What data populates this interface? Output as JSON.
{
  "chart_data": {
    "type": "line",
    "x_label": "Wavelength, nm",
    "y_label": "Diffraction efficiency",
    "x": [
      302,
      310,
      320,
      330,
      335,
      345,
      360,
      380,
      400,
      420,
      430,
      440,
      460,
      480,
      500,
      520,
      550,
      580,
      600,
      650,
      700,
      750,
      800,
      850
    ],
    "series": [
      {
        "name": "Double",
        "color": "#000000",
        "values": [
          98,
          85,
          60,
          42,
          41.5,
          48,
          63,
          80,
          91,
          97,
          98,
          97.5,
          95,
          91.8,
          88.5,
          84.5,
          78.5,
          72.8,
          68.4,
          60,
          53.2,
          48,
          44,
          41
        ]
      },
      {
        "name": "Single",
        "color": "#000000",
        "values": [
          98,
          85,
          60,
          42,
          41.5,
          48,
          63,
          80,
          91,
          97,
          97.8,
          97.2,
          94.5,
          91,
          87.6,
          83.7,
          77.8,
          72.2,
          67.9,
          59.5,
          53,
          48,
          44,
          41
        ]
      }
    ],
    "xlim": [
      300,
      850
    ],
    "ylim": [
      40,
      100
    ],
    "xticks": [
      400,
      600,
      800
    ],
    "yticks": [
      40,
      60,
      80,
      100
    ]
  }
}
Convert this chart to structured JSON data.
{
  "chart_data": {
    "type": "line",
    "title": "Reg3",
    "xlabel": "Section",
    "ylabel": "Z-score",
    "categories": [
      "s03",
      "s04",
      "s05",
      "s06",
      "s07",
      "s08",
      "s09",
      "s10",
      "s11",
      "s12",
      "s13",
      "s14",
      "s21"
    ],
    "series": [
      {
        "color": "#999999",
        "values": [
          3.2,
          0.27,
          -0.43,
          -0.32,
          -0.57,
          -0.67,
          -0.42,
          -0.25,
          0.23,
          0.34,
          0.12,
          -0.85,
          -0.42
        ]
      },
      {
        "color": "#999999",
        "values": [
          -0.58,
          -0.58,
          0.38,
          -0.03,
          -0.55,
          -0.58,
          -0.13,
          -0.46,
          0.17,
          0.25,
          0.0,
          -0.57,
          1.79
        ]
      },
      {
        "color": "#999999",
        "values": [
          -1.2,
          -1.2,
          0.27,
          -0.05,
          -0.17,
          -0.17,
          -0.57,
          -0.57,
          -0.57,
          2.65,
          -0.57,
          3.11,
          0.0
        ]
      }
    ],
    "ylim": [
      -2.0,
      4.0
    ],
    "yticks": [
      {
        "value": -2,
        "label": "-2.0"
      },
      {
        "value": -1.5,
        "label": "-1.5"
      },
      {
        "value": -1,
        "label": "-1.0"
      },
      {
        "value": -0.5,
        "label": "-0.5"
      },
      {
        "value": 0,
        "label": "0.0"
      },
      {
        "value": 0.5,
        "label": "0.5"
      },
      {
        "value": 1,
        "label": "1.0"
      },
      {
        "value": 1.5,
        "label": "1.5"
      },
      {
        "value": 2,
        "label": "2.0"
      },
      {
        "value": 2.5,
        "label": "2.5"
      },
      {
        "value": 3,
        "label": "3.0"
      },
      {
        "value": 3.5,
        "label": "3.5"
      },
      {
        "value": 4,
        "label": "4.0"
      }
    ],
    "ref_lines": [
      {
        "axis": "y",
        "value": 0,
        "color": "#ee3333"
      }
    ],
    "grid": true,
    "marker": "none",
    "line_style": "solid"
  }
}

★ ★ ★ ★

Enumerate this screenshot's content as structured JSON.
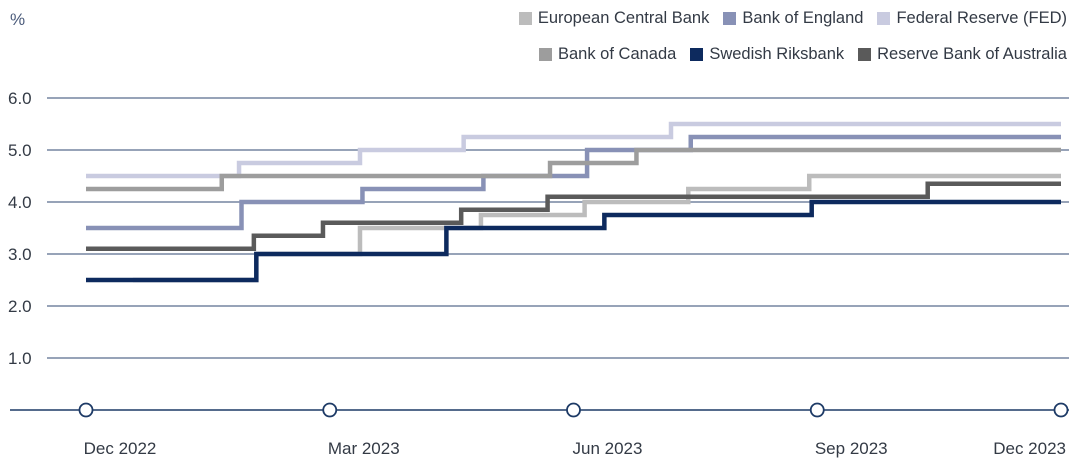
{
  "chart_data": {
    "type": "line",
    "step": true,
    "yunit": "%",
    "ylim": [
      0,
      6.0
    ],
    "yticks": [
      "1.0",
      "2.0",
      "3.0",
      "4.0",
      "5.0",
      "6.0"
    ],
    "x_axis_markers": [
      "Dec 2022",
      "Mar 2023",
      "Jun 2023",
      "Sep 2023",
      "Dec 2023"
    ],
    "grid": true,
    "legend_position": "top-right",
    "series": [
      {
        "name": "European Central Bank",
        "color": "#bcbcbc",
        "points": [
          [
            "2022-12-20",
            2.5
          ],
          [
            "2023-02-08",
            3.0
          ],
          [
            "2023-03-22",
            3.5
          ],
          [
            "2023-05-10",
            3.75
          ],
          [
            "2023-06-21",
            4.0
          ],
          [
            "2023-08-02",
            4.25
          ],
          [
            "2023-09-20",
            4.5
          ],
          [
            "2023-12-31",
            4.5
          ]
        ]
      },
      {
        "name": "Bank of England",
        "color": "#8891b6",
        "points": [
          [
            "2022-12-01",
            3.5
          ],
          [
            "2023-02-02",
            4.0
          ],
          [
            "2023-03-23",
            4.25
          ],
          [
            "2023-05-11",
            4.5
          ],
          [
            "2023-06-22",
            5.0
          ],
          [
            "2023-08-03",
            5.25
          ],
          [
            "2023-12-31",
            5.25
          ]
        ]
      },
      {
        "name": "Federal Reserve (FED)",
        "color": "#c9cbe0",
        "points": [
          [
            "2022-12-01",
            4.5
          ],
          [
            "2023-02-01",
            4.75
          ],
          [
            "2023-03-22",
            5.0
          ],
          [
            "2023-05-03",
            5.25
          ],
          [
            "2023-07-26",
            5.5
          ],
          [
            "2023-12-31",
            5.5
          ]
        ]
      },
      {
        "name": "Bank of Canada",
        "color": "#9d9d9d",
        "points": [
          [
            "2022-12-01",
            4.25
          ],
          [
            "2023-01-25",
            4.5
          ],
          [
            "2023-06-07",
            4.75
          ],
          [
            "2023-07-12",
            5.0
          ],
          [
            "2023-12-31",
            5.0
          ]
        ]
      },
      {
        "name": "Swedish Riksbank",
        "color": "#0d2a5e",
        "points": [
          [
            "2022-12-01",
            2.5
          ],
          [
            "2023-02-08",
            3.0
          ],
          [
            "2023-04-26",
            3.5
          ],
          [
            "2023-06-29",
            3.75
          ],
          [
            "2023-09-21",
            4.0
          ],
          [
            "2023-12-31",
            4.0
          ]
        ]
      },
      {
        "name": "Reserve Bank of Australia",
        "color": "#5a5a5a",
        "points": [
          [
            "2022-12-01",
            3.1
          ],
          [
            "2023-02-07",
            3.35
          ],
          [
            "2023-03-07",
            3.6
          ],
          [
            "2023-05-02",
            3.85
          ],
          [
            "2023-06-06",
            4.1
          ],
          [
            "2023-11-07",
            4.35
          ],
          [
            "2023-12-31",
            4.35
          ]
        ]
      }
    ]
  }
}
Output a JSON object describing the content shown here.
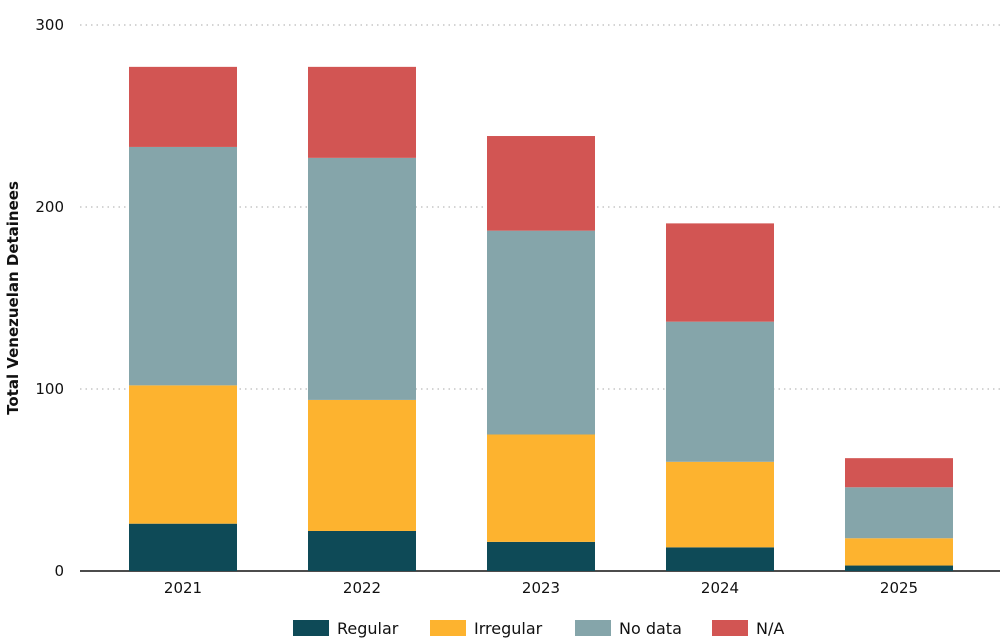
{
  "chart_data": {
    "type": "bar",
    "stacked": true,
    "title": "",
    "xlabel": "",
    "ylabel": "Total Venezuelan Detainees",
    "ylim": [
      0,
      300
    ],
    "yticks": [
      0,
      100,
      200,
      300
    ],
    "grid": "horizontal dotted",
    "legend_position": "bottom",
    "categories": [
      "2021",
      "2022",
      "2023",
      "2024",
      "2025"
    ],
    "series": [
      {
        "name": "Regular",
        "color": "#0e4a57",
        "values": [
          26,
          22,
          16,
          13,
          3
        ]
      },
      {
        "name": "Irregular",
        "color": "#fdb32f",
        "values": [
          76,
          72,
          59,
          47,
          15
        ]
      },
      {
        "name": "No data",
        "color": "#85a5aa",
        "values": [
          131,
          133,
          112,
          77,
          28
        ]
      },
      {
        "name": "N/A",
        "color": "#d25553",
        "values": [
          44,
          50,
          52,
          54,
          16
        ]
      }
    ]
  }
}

★ ★ ★ ★

# Task goal:
Look through the data and gather every line with the string "content" in it.

# Final result:
Enumerate this screenshot's content as structured JSON.
Output a JSON object describing the content shown here.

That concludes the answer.